Prompt -> Recast the material as a Markdown table with the columns Row and Entry, starting at the line containing "legend-key xyxy=(960,623,970,633)" and ending at the line containing "data-point xyxy=(573,424,583,434)", both included. Number each line in Row, put the line in Entry, and leave out blank lines.
— Begin Raw records —
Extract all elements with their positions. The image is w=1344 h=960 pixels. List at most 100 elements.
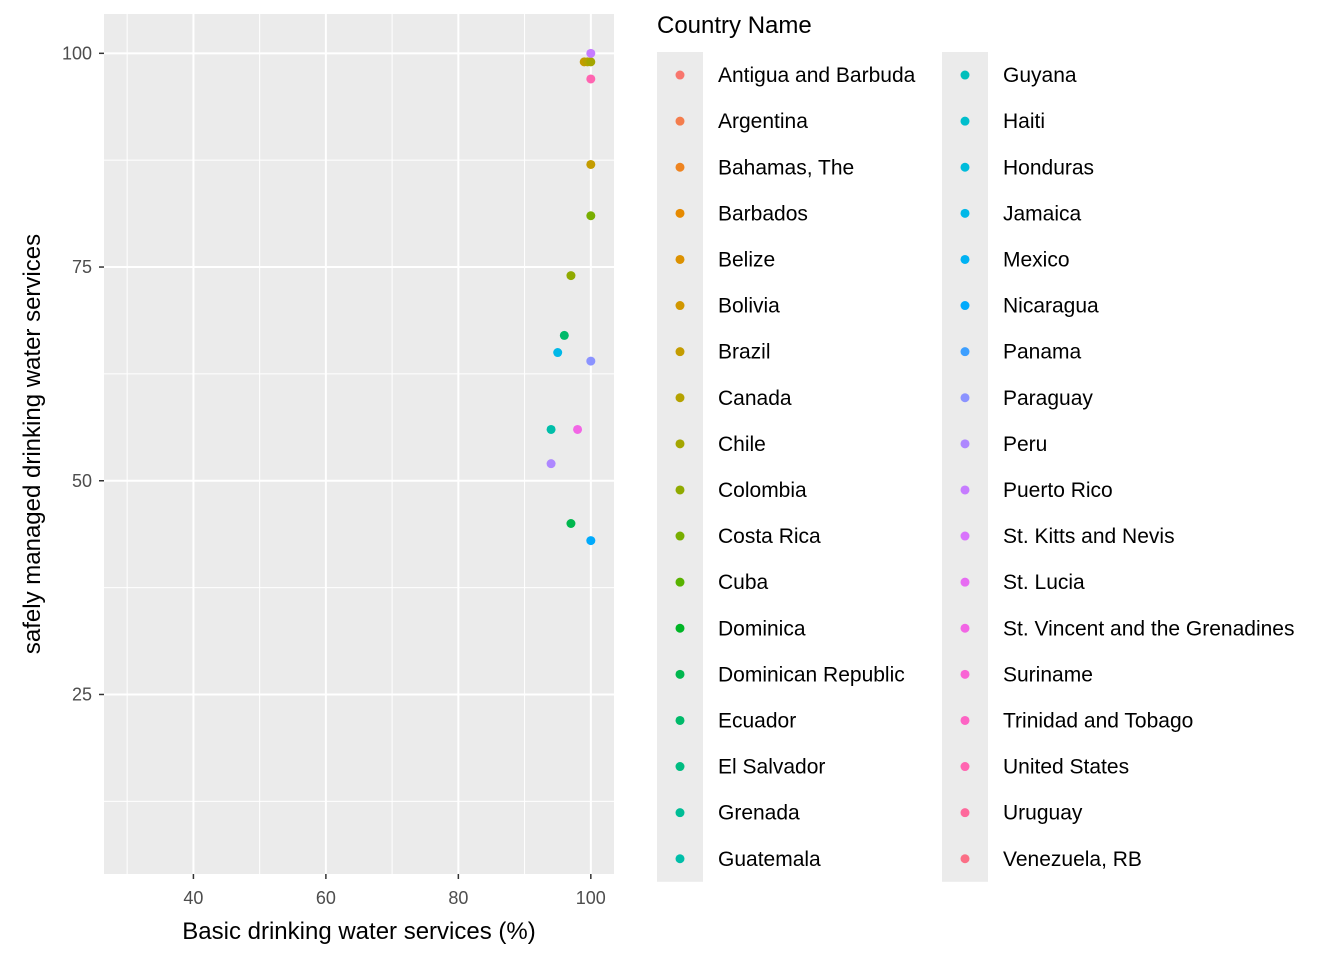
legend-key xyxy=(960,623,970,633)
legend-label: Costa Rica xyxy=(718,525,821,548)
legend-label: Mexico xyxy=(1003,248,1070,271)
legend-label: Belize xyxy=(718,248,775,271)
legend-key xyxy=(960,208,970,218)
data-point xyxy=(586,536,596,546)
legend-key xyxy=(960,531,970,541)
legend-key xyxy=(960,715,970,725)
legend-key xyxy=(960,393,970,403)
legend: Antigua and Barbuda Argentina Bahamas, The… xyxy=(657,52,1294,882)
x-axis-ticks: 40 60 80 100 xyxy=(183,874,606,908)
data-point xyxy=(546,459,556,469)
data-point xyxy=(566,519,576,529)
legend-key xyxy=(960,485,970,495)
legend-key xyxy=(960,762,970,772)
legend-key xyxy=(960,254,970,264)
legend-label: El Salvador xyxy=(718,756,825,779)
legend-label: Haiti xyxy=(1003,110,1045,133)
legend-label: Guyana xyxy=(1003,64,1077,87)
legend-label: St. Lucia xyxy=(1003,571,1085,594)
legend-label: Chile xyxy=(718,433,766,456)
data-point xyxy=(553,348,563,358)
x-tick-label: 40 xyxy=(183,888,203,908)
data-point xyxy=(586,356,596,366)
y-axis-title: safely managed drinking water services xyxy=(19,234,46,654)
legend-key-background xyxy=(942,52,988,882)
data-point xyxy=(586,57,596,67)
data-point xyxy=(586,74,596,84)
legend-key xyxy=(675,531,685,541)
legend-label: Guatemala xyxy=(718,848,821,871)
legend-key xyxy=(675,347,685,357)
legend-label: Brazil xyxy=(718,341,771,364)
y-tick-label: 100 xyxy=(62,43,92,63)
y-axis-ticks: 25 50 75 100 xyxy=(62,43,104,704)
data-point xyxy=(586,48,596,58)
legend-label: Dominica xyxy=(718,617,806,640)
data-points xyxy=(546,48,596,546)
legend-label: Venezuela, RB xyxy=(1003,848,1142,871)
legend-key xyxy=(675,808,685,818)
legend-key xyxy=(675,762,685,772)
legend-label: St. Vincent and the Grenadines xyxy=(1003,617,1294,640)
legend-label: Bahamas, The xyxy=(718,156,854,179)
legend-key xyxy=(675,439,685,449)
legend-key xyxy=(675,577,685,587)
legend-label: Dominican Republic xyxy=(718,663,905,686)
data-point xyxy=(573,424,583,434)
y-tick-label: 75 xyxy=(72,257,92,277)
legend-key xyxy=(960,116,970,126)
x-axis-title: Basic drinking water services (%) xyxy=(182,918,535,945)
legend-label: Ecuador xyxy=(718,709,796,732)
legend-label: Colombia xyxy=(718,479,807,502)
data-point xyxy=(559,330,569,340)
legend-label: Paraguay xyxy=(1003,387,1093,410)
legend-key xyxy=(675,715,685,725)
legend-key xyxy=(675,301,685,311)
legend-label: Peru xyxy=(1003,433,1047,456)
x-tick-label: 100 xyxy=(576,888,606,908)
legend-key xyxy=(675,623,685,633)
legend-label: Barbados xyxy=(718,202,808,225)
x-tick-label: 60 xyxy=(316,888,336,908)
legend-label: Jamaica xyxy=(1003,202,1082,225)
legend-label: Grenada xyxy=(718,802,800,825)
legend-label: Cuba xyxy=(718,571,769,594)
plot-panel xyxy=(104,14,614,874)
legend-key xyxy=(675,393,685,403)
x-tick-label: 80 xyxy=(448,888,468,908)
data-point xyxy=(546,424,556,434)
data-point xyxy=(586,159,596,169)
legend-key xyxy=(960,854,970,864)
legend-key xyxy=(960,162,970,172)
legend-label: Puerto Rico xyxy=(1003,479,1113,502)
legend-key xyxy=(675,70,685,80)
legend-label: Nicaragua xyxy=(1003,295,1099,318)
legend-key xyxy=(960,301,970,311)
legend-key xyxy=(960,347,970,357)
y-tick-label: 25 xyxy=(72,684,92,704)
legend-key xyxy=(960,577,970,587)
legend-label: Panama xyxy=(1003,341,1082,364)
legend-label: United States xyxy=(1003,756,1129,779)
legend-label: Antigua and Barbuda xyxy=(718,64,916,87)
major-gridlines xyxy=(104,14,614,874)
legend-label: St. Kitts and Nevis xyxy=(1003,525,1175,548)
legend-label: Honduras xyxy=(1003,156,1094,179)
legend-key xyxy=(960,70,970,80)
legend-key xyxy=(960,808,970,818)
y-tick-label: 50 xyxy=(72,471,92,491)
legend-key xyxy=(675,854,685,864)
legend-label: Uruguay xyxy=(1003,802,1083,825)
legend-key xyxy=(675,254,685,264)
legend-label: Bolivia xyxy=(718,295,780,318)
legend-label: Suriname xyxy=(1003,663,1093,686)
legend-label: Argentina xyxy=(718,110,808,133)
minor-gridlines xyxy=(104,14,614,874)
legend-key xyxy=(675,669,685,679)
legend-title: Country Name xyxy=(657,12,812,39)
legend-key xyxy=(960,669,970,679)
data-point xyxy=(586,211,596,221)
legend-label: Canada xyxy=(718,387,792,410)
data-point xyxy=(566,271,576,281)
— End Raw records —
Exercise answer ->
| Row | Entry |
|---|---|
| 1 | legend-key xyxy=(960,623,970,633) |
| 2 | legend-label: Costa Rica xyxy=(718,525,821,548) |
| 3 | legend-label: Mexico xyxy=(1003,248,1070,271) |
| 4 | legend-label: Belize xyxy=(718,248,775,271) |
| 5 | legend-key xyxy=(960,208,970,218) |
| 6 | data-point xyxy=(586,536,596,546) |
| 7 | legend-key xyxy=(960,531,970,541) |
| 8 | legend-key xyxy=(960,715,970,725) |
| 9 | legend-key xyxy=(960,393,970,403) |
| 10 | legend: Antigua and Barbuda Argentina Bahamas, The… xyxy=(657,52,1294,882) |
| 11 | x-axis-ticks: 40 60 80 100 xyxy=(183,874,606,908) |
| 12 | data-point xyxy=(546,459,556,469) |
| 13 | data-point xyxy=(566,519,576,529) |
| 14 | legend-key xyxy=(960,485,970,495) |
| 15 | legend-key xyxy=(960,762,970,772) |
| 16 | legend-key xyxy=(960,254,970,264) |
| 17 | legend-label: El Salvador xyxy=(718,756,825,779) |
| 18 | legend-label: Haiti xyxy=(1003,110,1045,133) |
| 19 | legend-label: Guyana xyxy=(1003,64,1077,87) |
| 20 | legend-label: St. Lucia xyxy=(1003,571,1085,594) |
| 21 | legend-label: Chile xyxy=(718,433,766,456) |
| 22 | data-point xyxy=(553,348,563,358) |
| 23 | x-tick-label: 40 xyxy=(183,888,203,908) |
| 24 | data-point xyxy=(586,356,596,366) |
| 25 | y-axis-title: safely managed drinking water services xyxy=(19,234,46,654) |
| 26 | legend-key-background xyxy=(942,52,988,882) |
| 27 | data-point xyxy=(586,57,596,67) |
| 28 | data-point xyxy=(586,74,596,84) |
| 29 | legend-key xyxy=(675,531,685,541) |
| 30 | legend-label: Guatemala xyxy=(718,848,821,871) |
| 31 | legend-key xyxy=(675,347,685,357) |
| 32 | legend-label: Brazil xyxy=(718,341,771,364) |
| 33 | y-tick-label: 100 xyxy=(62,43,92,63) |
| 34 | y-axis-ticks: 25 50 75 100 xyxy=(62,43,104,704) |
| 35 | data-point xyxy=(586,48,596,58) |
| 36 | legend-label: Dominica xyxy=(718,617,806,640) |
| 37 | data-points xyxy=(546,48,596,546) |
| 38 | legend-label: Venezuela, RB xyxy=(1003,848,1142,871) |
| 39 | legend-key xyxy=(675,808,685,818) |
| 40 | legend-key xyxy=(675,762,685,772) |
| 41 | legend-label: St. Vincent and the Grenadines xyxy=(1003,617,1294,640) |
| 42 | legend-label: Bahamas, The xyxy=(718,156,854,179) |
| 43 | legend-key xyxy=(675,439,685,449) |
| 44 | legend-key xyxy=(675,577,685,587) |
| 45 | legend-label: Dominican Republic xyxy=(718,663,905,686) |
| 46 | data-point xyxy=(573,424,583,434) |